* **GIVEN PROBLEM**
Copy all lines that contain the word "dùng".

* **INPUT FOR THIS TASK**
'''

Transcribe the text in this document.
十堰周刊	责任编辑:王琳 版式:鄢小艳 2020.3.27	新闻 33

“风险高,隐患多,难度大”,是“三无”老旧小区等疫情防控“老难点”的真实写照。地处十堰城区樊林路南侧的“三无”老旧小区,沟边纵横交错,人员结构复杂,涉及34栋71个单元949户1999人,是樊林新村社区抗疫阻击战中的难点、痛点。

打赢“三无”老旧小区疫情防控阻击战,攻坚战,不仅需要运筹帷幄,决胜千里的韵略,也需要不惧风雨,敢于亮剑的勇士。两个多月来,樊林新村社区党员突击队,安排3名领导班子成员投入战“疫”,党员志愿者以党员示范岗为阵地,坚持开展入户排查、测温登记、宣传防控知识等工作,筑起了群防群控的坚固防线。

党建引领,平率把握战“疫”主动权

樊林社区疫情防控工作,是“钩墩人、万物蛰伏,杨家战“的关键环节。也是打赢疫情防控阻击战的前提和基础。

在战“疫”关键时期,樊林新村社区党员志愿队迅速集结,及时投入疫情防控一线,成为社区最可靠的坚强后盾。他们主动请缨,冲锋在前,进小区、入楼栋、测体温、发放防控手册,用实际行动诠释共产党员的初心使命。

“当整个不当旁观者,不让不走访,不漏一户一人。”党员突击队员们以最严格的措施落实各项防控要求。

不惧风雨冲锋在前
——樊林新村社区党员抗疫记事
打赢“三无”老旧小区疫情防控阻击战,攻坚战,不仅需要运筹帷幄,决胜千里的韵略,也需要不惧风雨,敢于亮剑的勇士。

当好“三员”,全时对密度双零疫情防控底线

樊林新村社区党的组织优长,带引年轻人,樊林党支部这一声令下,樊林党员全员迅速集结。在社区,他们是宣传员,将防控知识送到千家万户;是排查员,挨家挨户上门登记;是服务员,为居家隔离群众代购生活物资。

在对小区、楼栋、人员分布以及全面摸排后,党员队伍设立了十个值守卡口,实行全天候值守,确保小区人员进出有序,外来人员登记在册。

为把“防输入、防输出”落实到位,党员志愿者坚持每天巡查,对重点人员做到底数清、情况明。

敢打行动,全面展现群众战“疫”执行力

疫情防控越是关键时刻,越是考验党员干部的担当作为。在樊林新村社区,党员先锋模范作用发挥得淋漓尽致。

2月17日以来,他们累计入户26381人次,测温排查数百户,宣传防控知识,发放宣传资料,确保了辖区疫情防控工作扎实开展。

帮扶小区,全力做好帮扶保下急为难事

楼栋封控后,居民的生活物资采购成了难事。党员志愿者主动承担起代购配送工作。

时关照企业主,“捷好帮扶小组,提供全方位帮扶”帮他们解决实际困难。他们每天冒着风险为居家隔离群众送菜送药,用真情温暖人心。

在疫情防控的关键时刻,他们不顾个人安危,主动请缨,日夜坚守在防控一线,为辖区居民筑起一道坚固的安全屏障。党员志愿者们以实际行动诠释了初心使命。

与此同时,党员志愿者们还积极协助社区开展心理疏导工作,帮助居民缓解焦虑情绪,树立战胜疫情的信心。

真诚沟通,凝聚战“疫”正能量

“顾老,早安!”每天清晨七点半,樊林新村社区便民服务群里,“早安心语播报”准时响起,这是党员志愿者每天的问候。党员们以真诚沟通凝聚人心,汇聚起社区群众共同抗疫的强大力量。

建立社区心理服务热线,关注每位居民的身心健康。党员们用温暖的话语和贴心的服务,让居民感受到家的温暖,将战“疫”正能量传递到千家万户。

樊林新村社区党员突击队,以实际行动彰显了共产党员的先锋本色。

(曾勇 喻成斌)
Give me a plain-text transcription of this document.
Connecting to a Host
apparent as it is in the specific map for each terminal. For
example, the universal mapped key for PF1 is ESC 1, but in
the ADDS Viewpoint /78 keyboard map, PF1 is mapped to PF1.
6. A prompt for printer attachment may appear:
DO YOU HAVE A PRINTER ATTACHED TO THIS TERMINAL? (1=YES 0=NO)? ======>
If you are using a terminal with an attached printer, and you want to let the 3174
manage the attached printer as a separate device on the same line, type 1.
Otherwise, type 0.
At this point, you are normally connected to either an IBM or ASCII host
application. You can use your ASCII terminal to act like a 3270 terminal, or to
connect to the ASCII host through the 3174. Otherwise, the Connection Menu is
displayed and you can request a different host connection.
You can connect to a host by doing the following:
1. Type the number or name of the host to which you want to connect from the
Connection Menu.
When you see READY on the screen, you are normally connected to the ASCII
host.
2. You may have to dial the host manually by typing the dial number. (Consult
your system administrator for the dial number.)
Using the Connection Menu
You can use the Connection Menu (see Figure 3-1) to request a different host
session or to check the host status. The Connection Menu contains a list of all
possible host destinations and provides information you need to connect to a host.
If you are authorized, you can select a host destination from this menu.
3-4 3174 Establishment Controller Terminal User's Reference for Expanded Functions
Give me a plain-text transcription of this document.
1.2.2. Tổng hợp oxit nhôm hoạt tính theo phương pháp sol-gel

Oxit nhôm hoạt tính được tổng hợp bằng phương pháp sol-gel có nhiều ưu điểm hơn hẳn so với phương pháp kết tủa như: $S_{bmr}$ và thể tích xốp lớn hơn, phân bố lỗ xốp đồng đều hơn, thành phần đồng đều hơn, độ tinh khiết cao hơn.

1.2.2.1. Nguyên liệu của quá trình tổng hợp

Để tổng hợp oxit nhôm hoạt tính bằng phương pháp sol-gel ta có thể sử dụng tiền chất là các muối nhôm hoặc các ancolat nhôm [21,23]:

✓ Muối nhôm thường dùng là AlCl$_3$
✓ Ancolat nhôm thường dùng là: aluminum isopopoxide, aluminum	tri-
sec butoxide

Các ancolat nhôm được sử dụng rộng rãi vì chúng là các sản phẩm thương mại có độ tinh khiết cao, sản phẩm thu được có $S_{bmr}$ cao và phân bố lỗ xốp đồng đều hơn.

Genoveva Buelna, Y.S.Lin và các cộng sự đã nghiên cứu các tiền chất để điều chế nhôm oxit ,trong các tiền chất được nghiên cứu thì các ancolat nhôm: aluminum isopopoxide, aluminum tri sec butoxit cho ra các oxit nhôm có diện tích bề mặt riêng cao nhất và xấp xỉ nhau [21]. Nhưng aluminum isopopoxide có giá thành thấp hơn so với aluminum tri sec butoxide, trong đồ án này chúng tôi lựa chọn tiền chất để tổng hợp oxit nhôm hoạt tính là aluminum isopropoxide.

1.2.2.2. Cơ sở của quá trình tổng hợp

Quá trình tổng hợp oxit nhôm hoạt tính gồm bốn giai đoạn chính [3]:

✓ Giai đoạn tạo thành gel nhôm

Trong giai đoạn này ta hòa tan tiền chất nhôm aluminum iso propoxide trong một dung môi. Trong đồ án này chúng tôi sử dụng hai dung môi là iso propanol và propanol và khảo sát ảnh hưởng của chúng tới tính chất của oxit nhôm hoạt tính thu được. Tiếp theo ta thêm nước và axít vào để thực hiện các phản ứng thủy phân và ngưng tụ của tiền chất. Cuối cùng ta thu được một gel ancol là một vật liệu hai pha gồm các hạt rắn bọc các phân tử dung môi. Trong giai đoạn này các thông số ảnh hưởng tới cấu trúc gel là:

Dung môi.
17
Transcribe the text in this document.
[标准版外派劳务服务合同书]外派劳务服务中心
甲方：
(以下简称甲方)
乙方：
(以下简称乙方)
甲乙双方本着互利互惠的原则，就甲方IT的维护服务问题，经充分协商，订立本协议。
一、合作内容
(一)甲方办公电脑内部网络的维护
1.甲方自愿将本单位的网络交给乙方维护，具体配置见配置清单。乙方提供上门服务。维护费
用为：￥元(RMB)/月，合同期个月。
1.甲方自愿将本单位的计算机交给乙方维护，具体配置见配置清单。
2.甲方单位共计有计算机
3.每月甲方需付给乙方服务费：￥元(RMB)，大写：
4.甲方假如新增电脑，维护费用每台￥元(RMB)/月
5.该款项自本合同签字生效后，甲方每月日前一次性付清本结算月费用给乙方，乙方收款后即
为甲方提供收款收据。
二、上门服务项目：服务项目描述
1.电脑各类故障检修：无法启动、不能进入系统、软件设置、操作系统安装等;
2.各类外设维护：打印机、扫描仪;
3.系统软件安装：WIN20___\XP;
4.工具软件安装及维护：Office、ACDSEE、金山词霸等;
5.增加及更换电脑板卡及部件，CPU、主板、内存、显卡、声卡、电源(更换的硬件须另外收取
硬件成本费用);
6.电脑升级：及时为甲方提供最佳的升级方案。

'''

* **RESULT**
✓ Muối nhôm thường dùng là AlCl$_3$
✓ Ancolat nhôm thường dùng là: aluminum isopopoxide, aluminum	tri-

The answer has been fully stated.